SET EXERCISE
For the listing below, give the count of lines containing the string "xlabel" and nothing else.

(Figure record listings)
● ● ● ● ● ● ●

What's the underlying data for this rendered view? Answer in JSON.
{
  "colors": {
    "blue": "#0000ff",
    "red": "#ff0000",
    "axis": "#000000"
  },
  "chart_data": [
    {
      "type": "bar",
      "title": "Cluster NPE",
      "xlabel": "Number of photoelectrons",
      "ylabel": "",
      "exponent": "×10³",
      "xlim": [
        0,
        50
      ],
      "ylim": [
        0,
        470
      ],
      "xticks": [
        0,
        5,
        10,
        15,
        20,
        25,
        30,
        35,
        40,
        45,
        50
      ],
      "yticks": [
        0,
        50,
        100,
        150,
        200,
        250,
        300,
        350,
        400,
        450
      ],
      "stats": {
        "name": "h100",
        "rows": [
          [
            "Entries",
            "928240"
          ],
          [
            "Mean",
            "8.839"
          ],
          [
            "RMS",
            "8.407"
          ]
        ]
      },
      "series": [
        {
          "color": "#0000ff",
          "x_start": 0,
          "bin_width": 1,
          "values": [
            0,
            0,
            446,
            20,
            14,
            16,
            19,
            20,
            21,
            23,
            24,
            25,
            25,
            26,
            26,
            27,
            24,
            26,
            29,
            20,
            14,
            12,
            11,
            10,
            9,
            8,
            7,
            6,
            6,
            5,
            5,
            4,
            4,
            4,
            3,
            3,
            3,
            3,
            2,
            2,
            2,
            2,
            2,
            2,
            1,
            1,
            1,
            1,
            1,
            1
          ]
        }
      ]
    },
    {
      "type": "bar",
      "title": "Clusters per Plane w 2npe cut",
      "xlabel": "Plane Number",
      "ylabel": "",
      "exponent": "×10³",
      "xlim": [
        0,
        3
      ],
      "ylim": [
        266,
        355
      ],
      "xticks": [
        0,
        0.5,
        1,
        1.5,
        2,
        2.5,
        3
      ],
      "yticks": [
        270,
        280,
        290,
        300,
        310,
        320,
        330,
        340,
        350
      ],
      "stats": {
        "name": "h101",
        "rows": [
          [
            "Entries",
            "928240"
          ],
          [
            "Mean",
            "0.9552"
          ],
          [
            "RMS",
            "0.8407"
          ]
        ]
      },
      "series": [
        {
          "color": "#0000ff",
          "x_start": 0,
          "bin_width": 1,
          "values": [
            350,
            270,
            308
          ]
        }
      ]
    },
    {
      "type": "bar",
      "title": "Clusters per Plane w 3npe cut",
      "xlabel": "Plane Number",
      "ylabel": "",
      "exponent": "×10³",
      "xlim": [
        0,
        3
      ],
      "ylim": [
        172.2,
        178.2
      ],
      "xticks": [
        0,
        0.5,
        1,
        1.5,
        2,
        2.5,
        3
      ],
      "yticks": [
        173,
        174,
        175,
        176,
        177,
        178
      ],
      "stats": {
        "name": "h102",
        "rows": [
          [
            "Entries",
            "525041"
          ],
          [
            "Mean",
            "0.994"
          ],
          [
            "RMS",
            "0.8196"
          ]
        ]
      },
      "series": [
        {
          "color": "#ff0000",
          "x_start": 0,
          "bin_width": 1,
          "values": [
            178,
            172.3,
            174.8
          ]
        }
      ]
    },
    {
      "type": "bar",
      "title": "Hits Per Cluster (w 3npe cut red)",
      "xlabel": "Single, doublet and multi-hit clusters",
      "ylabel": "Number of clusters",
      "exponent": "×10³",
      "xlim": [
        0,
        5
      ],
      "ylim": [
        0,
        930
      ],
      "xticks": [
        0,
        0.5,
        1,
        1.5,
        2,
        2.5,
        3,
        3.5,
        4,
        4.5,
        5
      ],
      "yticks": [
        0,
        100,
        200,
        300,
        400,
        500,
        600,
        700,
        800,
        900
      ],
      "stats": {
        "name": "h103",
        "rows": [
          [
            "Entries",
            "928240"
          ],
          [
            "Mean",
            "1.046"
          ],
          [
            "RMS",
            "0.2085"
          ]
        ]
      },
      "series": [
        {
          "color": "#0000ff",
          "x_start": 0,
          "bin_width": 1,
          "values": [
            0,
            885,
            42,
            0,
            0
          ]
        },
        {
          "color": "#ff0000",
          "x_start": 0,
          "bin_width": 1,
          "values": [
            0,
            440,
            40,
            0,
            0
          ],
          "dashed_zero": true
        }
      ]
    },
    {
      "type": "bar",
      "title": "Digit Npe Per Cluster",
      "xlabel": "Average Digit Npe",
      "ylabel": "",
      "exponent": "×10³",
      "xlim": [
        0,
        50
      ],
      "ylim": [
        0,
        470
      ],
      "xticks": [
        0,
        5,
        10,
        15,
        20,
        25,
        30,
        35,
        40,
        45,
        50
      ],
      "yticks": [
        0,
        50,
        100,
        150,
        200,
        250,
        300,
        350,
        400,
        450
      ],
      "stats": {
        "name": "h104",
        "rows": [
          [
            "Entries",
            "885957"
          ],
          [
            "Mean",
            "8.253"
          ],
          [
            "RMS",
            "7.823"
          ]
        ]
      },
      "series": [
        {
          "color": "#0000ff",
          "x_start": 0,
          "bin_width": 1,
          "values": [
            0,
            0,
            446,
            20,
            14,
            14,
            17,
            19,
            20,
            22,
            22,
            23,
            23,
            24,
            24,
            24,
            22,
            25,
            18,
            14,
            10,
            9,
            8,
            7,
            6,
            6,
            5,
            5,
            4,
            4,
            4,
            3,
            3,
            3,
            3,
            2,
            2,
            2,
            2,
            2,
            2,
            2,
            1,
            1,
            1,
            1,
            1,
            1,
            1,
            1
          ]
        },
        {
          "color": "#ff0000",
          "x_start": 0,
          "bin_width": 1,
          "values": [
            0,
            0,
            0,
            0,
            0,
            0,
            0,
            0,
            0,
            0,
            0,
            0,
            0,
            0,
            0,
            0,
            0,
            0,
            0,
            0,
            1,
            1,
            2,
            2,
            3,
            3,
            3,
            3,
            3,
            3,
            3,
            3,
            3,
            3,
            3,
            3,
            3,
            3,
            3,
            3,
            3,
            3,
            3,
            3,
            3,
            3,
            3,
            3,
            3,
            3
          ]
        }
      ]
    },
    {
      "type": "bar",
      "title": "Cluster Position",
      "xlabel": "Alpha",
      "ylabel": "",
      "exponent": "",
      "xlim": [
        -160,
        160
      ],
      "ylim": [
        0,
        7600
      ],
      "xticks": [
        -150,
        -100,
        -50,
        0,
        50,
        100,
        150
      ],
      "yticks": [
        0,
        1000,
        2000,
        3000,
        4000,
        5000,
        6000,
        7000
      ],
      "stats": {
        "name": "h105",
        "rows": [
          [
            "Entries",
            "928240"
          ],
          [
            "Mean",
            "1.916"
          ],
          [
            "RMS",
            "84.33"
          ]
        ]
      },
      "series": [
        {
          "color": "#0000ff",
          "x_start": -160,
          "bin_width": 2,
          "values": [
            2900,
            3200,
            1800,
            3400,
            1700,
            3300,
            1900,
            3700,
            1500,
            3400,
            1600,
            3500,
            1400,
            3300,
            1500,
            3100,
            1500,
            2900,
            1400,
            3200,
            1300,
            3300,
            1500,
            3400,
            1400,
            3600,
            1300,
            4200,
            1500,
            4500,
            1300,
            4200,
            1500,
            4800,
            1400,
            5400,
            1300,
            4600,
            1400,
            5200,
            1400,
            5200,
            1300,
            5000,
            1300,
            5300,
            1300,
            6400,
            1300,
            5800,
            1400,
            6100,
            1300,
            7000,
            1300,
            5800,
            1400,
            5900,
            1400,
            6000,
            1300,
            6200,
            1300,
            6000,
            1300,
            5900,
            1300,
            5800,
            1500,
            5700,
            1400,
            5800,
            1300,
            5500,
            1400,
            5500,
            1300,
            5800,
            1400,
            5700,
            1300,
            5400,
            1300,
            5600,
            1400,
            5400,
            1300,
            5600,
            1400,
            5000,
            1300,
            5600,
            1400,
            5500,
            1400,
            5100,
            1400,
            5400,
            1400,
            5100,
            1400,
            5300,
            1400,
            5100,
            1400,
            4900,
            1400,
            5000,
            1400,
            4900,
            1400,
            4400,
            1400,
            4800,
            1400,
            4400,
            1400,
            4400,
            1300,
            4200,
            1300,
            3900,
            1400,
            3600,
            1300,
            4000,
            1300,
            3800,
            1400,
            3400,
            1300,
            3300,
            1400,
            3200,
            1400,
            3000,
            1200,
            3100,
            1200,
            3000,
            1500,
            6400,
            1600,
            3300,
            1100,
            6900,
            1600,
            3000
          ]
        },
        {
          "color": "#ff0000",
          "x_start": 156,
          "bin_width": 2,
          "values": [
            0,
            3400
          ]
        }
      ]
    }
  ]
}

● ● ● ● ● ● ●

WRITTEN RESPONSE
6